The request: Below are some records; return each one exactly.

Entries from a dataset:
---------------

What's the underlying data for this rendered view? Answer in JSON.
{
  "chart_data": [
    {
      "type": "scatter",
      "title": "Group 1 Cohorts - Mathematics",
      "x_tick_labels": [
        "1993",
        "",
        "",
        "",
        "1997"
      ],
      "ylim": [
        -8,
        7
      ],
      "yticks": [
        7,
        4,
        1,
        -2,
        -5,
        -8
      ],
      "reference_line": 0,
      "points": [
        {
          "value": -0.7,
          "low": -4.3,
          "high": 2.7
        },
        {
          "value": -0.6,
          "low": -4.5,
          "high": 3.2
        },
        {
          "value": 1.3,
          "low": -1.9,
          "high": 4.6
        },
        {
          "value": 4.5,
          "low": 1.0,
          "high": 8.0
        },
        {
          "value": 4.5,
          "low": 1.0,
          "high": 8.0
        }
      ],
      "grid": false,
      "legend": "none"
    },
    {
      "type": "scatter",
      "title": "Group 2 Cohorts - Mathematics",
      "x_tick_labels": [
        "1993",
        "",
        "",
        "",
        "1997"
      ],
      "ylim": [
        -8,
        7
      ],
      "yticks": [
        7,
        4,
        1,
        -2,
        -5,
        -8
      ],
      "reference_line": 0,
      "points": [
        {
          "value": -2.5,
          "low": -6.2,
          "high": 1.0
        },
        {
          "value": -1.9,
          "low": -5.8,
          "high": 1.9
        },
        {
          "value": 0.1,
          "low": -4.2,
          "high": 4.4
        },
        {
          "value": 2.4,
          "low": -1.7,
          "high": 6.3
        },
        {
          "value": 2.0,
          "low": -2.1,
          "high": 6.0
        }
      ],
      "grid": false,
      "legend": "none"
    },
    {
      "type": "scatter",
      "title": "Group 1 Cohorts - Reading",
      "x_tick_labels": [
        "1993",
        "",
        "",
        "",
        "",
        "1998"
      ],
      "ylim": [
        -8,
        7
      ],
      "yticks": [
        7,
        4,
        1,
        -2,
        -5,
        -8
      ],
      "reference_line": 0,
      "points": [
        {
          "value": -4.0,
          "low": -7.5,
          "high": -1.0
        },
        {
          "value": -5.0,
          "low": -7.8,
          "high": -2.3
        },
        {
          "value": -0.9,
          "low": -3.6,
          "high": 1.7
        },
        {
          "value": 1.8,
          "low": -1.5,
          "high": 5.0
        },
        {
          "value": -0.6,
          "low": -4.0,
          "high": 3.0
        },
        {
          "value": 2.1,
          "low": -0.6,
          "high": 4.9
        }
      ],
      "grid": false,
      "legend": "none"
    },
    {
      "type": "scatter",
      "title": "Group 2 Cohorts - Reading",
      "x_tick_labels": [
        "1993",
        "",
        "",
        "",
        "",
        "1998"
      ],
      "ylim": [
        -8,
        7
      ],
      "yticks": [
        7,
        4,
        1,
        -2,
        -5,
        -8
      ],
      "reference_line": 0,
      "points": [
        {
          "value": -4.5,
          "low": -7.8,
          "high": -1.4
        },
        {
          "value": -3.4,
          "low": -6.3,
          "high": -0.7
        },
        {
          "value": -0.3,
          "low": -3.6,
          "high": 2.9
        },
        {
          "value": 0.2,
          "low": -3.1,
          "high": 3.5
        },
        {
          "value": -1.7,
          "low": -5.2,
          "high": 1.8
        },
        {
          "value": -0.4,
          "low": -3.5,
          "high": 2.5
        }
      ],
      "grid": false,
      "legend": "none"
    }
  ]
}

---------------

Final result:
What's the underlying data for this rendered view? Answer in JSON.
{
  "chart_data": [
    {
      "type": "scatter",
      "title": "Group 1 Cohorts - Mathematics",
      "x_tick_labels": [
        "1993",
        "",
        "",
        "",
        "1997"
      ],
      "ylim": [
        -8,
        7
      ],
      "yticks": [
        7,
        4,
        1,
        -2,
        -5,
        -8
      ],
      "reference_line": 0,
      "points": [
        {
          "value": -0.7,
          "low": -4.3,
          "high": 2.7
        },
        {
          "value": -0.6,
          "low": -4.5,
          "high": 3.2
        },
        {
          "value": 1.3,
          "low": -1.9,
          "high": 4.6
        },
        {
          "value": 4.5,
          "low": 1.0,
          "high": 8.0
        },
        {
          "value": 4.5,
          "low": 1.0,
          "high": 8.0
        }
      ],
      "grid": false,
      "legend": "none"
    },
    {
      "type": "scatter",
      "title": "Group 2 Cohorts - Mathematics",
      "x_tick_labels": [
        "1993",
        "",
        "",
        "",
        "1997"
      ],
      "ylim": [
        -8,
        7
      ],
      "yticks": [
        7,
        4,
        1,
        -2,
        -5,
        -8
      ],
      "reference_line": 0,
      "points": [
        {
          "value": -2.5,
          "low": -6.2,
          "high": 1.0
        },
        {
          "value": -1.9,
          "low": -5.8,
          "high": 1.9
        },
        {
          "value": 0.1,
          "low": -4.2,
          "high": 4.4
        },
        {
          "value": 2.4,
          "low": -1.7,
          "high": 6.3
        },
        {
          "value": 2.0,
          "low": -2.1,
          "high": 6.0
        }
      ],
      "grid": false,
      "legend": "none"
    },
    {
      "type": "scatter",
      "title": "Group 1 Cohorts - Reading",
      "x_tick_labels": [
        "1993",
        "",
        "",
        "",
        "",
        "1998"
      ],
      "ylim": [
        -8,
        7
      ],
      "yticks": [
        7,
        4,
        1,
        -2,
        -5,
        -8
      ],
      "reference_line": 0,
      "points": [
        {
          "value": -4.0,
          "low": -7.5,
          "high": -1.0
        },
        {
          "value": -5.0,
          "low": -7.8,
          "high": -2.3
        },
        {
          "value": -0.9,
          "low": -3.6,
          "high": 1.7
        },
        {
          "value": 1.8,
          "low": -1.5,
          "high": 5.0
        },
        {
          "value": -0.6,
          "low": -4.0,
          "high": 3.0
        },
        {
          "value": 2.1,
          "low": -0.6,
          "high": 4.9
        }
      ],
      "grid": false,
      "legend": "none"
    },
    {
      "type": "scatter",
      "title": "Group 2 Cohorts - Reading",
      "x_tick_labels": [
        "1993",
        "",
        "",
        "",
        "",
        "1998"
      ],
      "ylim": [
        -8,
        7
      ],
      "yticks": [
        7,
        4,
        1,
        -2,
        -5,
        -8
      ],
      "reference_line": 0,
      "points": [
        {
          "value": -4.5,
          "low": -7.8,
          "high": -1.4
        },
        {
          "value": -3.4,
          "low": -6.3,
          "high": -0.7
        },
        {
          "value": -0.3,
          "low": -3.6,
          "high": 2.9
        },
        {
          "value": 0.2,
          "low": -3.1,
          "high": 3.5
        },
        {
          "value": -1.7,
          "low": -5.2,
          "high": 1.8
        },
        {
          "value": -0.4,
          "low": -3.5,
          "high": 2.5
        }
      ],
      "grid": false,
      "legend": "none"
    }
  ]
}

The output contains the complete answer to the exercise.